■ **Problem to work on**: Find the string "Forward" and gather every line that holds it.

■ **Dataset content**:
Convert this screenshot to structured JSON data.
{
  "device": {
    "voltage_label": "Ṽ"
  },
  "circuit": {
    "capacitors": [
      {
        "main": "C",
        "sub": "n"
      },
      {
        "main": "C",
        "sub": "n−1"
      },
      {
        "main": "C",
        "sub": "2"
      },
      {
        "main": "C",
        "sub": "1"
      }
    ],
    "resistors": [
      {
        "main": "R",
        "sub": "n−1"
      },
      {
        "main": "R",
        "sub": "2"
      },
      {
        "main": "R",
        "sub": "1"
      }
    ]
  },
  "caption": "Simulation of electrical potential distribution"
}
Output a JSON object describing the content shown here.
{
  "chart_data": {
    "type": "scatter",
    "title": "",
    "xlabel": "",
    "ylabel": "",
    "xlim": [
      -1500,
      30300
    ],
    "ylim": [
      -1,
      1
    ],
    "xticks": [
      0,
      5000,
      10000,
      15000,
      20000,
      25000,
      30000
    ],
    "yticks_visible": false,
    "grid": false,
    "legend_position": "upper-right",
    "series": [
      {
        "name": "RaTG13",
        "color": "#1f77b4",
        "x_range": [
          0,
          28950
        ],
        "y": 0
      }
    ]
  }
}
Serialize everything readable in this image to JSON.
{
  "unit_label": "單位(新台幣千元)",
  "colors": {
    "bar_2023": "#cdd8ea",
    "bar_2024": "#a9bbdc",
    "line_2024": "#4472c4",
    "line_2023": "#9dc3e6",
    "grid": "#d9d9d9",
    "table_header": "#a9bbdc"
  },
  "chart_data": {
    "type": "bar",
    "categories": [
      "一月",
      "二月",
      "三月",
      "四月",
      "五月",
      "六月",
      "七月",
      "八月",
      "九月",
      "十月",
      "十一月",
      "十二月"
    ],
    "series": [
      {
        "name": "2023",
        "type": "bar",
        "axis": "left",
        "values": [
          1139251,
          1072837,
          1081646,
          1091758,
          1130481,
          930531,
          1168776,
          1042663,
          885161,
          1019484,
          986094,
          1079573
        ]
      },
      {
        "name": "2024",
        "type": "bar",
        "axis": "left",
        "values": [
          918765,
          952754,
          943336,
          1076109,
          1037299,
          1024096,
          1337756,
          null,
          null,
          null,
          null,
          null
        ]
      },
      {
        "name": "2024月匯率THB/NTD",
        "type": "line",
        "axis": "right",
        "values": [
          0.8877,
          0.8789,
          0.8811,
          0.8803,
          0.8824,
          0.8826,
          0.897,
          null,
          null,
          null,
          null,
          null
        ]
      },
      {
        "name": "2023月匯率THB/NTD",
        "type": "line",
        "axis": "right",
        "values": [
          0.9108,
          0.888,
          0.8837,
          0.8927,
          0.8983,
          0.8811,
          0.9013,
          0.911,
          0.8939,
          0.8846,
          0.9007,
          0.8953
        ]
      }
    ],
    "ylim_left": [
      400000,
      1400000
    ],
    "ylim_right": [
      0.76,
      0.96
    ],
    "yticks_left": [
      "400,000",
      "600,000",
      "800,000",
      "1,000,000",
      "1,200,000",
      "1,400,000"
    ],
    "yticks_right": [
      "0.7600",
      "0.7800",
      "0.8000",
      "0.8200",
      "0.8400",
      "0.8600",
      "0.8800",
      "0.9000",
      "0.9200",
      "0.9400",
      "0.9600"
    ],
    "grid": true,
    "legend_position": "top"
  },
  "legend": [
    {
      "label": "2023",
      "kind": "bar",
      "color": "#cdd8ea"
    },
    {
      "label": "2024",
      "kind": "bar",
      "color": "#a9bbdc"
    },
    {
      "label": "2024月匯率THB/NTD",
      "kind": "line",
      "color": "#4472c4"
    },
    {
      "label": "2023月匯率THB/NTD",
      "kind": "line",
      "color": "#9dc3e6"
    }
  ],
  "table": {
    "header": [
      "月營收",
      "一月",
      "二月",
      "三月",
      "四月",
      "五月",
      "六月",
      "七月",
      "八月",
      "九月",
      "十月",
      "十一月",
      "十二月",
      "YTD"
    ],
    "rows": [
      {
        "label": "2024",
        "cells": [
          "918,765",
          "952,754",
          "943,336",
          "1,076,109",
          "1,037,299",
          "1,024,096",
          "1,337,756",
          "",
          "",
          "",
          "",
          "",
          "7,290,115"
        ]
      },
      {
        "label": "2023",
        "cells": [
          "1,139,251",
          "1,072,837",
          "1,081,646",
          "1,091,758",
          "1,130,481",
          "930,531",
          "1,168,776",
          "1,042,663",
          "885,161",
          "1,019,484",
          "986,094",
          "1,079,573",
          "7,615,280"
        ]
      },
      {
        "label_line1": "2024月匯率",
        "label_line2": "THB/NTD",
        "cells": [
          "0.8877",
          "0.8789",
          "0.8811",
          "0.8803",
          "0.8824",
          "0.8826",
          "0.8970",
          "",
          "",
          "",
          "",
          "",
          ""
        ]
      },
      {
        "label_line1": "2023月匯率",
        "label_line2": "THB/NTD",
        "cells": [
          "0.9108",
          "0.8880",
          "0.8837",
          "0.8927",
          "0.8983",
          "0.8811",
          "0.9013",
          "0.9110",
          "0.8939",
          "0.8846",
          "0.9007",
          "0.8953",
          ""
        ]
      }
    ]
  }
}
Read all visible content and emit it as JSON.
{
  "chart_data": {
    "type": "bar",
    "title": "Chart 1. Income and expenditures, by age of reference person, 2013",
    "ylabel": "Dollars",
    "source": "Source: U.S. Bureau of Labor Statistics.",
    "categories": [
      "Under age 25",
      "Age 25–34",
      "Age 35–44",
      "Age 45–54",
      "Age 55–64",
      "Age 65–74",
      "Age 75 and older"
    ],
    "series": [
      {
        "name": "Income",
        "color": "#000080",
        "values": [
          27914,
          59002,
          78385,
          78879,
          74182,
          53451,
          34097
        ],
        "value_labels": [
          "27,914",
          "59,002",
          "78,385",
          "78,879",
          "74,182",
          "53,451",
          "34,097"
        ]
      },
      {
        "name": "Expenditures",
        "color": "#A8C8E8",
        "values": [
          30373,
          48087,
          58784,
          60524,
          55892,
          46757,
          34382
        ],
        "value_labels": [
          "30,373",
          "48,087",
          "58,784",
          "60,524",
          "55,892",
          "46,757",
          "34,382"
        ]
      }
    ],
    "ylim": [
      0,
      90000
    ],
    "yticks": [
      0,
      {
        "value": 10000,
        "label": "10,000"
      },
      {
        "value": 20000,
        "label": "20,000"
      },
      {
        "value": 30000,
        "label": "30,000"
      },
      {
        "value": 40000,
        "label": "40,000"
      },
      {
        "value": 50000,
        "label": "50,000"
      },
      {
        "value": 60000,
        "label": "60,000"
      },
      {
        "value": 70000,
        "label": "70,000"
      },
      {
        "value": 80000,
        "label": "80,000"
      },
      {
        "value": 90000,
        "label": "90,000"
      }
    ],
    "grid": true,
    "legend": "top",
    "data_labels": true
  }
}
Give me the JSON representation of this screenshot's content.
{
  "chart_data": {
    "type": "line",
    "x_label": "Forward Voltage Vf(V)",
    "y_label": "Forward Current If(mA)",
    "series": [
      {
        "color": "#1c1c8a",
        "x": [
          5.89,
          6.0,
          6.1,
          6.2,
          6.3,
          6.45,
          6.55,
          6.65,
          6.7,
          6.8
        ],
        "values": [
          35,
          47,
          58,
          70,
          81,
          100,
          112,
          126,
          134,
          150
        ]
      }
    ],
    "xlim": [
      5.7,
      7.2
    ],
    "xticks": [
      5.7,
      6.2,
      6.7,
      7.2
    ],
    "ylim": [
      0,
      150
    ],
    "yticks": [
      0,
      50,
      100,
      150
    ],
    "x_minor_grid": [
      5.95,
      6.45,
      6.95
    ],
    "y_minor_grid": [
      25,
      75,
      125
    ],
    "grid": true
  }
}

■ **Task response**:
    "x_label": "Forward Voltage Vf(V)",
    "y_label": "Forward Current If(mA)",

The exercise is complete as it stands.